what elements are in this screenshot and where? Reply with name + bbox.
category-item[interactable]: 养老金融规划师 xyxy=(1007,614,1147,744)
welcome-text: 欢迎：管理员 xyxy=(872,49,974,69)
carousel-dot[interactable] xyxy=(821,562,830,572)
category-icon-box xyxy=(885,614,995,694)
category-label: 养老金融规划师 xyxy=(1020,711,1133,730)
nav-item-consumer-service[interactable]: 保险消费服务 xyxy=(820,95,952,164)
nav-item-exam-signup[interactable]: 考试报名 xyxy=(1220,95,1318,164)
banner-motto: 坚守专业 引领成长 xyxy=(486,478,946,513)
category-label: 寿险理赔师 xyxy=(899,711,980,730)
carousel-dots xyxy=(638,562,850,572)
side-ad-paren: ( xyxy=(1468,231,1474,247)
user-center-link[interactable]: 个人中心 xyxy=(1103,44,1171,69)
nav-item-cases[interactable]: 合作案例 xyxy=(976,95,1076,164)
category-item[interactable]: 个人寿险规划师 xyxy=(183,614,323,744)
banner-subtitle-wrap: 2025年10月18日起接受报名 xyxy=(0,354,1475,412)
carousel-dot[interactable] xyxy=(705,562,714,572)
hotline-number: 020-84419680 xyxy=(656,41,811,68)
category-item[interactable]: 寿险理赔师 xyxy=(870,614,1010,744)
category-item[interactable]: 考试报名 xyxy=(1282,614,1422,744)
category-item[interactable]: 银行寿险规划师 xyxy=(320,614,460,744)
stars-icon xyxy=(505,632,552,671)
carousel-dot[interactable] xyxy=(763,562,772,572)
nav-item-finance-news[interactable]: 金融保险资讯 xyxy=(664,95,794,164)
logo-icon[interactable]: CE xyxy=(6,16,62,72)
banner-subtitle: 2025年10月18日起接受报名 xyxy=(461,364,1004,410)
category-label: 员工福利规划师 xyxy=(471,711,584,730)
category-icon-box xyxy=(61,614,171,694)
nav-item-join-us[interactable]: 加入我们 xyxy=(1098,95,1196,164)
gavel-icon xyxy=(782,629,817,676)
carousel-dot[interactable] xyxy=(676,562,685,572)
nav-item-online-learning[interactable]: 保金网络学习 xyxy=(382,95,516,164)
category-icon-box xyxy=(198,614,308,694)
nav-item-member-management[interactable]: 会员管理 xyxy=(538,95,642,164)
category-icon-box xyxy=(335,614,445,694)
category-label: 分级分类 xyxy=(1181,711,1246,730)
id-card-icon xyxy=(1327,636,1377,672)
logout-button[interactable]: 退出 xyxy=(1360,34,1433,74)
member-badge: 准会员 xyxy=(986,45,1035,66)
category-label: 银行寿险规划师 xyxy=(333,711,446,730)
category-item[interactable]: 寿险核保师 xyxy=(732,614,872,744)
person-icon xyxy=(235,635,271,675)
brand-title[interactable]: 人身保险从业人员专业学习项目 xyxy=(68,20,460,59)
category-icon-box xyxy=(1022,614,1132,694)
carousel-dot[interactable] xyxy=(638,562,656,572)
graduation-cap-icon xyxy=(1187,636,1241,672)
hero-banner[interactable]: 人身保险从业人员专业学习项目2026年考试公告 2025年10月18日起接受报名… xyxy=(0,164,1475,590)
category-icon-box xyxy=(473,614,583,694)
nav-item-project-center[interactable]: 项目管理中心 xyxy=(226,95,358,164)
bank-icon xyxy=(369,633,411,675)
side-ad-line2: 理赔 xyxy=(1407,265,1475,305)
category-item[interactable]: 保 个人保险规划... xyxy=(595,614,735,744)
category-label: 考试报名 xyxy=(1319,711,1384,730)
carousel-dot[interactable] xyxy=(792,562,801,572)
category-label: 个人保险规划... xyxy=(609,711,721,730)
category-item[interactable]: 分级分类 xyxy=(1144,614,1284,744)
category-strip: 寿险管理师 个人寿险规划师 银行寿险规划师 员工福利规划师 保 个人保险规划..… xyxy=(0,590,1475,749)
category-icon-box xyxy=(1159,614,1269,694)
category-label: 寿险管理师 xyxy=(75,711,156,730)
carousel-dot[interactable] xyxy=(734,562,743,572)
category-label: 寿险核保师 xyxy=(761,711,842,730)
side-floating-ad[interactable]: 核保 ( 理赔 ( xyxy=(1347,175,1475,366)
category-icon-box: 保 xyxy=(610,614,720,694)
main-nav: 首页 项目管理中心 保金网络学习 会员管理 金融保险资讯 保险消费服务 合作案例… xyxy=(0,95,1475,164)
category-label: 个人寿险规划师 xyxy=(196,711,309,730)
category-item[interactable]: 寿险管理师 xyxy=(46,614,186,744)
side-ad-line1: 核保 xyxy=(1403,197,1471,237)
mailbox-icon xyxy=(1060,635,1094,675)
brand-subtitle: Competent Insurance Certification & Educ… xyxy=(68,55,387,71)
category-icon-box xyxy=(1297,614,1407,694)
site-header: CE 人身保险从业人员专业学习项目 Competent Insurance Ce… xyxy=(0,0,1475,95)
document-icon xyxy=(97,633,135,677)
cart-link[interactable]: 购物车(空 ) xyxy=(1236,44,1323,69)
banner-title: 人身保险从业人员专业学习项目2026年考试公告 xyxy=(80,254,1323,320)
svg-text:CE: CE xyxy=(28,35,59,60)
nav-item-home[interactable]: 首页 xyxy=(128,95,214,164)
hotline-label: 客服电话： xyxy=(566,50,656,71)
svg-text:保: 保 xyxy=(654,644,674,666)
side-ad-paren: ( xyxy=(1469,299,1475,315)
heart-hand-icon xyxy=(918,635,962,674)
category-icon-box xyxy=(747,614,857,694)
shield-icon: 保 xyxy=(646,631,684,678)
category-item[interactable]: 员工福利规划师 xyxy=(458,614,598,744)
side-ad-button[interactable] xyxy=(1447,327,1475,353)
|---|
- _Set problem_
Reproduce the items above with each "category-label" changed to "category-caption", leaving every other character as it is.

- _Output_
what elements are in this screenshot and where? Reply with name + bbox.
category-item[interactable]: 养老金融规划师 xyxy=(1007,614,1147,744)
welcome-text: 欢迎：管理员 xyxy=(872,49,974,69)
carousel-dot[interactable] xyxy=(821,562,830,572)
category-icon-box xyxy=(885,614,995,694)
category-caption: 养老金融规划师 xyxy=(1020,711,1133,730)
nav-item-consumer-service[interactable]: 保险消费服务 xyxy=(820,95,952,164)
nav-item-exam-signup[interactable]: 考试报名 xyxy=(1220,95,1318,164)
banner-motto: 坚守专业 引领成长 xyxy=(486,478,946,513)
category-caption: 寿险理赔师 xyxy=(899,711,980,730)
carousel-dots xyxy=(638,562,850,572)
side-ad-paren: ( xyxy=(1468,231,1474,247)
user-center-link[interactable]: 个人中心 xyxy=(1103,44,1171,69)
nav-item-cases[interactable]: 合作案例 xyxy=(976,95,1076,164)
category-item[interactable]: 个人寿险规划师 xyxy=(183,614,323,744)
banner-subtitle-wrap: 2025年10月18日起接受报名 xyxy=(0,354,1475,412)
carousel-dot[interactable] xyxy=(705,562,714,572)
hotline-number: 020-84419680 xyxy=(656,41,811,68)
category-item[interactable]: 寿险理赔师 xyxy=(870,614,1010,744)
category-item[interactable]: 考试报名 xyxy=(1282,614,1422,744)
category-item[interactable]: 银行寿险规划师 xyxy=(320,614,460,744)
stars-icon xyxy=(505,632,552,671)
carousel-dot[interactable] xyxy=(763,562,772,572)
nav-item-finance-news[interactable]: 金融保险资讯 xyxy=(664,95,794,164)
logo-icon[interactable]: CE xyxy=(6,16,62,72)
banner-subtitle: 2025年10月18日起接受报名 xyxy=(461,364,1004,410)
category-caption: 员工福利规划师 xyxy=(471,711,584,730)
category-icon-box xyxy=(61,614,171,694)
nav-item-join-us[interactable]: 加入我们 xyxy=(1098,95,1196,164)
gavel-icon xyxy=(782,629,817,676)
carousel-dot[interactable] xyxy=(676,562,685,572)
nav-item-online-learning[interactable]: 保金网络学习 xyxy=(382,95,516,164)
category-icon-box xyxy=(198,614,308,694)
nav-item-member-management[interactable]: 会员管理 xyxy=(538,95,642,164)
category-icon-box xyxy=(335,614,445,694)
category-caption: 分级分类 xyxy=(1181,711,1246,730)
id-card-icon xyxy=(1327,636,1377,672)
logout-button[interactable]: 退出 xyxy=(1360,34,1433,74)
member-badge: 准会员 xyxy=(986,45,1035,66)
category-caption: 银行寿险规划师 xyxy=(333,711,446,730)
category-item[interactable]: 寿险核保师 xyxy=(732,614,872,744)
person-icon xyxy=(235,635,271,675)
brand-title[interactable]: 人身保险从业人员专业学习项目 xyxy=(68,20,460,59)
category-icon-box xyxy=(1022,614,1132,694)
carousel-dot[interactable] xyxy=(638,562,656,572)
graduation-cap-icon xyxy=(1187,636,1241,672)
hero-banner[interactable]: 人身保险从业人员专业学习项目2026年考试公告 2025年10月18日起接受报名… xyxy=(0,164,1475,590)
category-icon-box xyxy=(473,614,583,694)
nav-item-project-center[interactable]: 项目管理中心 xyxy=(226,95,358,164)
bank-icon xyxy=(369,633,411,675)
side-ad-line2: 理赔 xyxy=(1407,265,1475,305)
category-item[interactable]: 保 个人保险规划... xyxy=(595,614,735,744)
category-caption: 考试报名 xyxy=(1319,711,1384,730)
carousel-dot[interactable] xyxy=(792,562,801,572)
category-caption: 个人保险规划... xyxy=(609,711,721,730)
category-item[interactable]: 分级分类 xyxy=(1144,614,1284,744)
category-strip: 寿险管理师 个人寿险规划师 银行寿险规划师 员工福利规划师 保 个人保险规划..… xyxy=(0,590,1475,749)
category-icon-box xyxy=(1159,614,1269,694)
category-caption: 寿险管理师 xyxy=(75,711,156,730)
carousel-dot[interactable] xyxy=(734,562,743,572)
category-caption: 寿险核保师 xyxy=(761,711,842,730)
side-floating-ad[interactable]: 核保 ( 理赔 ( xyxy=(1347,175,1475,366)
category-icon-box: 保 xyxy=(610,614,720,694)
main-nav: 首页 项目管理中心 保金网络学习 会员管理 金融保险资讯 保险消费服务 合作案例… xyxy=(0,95,1475,164)
category-caption: 个人寿险规划师 xyxy=(196,711,309,730)
category-item[interactable]: 寿险管理师 xyxy=(46,614,186,744)
side-ad-line1: 核保 xyxy=(1403,197,1471,237)
mailbox-icon xyxy=(1060,635,1094,675)
brand-subtitle: Competent Insurance Certification & Educ… xyxy=(68,55,387,71)
category-icon-box xyxy=(1297,614,1407,694)
site-header: CE 人身保险从业人员专业学习项目 Competent Insurance Ce… xyxy=(0,0,1475,95)
document-icon xyxy=(97,633,135,677)
cart-link[interactable]: 购物车(空 ) xyxy=(1236,44,1323,69)
banner-title: 人身保险从业人员专业学习项目2026年考试公告 xyxy=(80,254,1323,320)
svg-text:CE: CE xyxy=(28,35,59,60)
nav-item-home[interactable]: 首页 xyxy=(128,95,214,164)
hotline-label: 客服电话： xyxy=(566,50,656,71)
svg-text:保: 保 xyxy=(654,644,674,666)
side-ad-paren: ( xyxy=(1469,299,1475,315)
heart-hand-icon xyxy=(918,635,962,674)
category-icon-box xyxy=(747,614,857,694)
shield-icon: 保 xyxy=(646,631,684,678)
category-item[interactable]: 员工福利规划师 xyxy=(458,614,598,744)
side-ad-button[interactable] xyxy=(1447,327,1475,353)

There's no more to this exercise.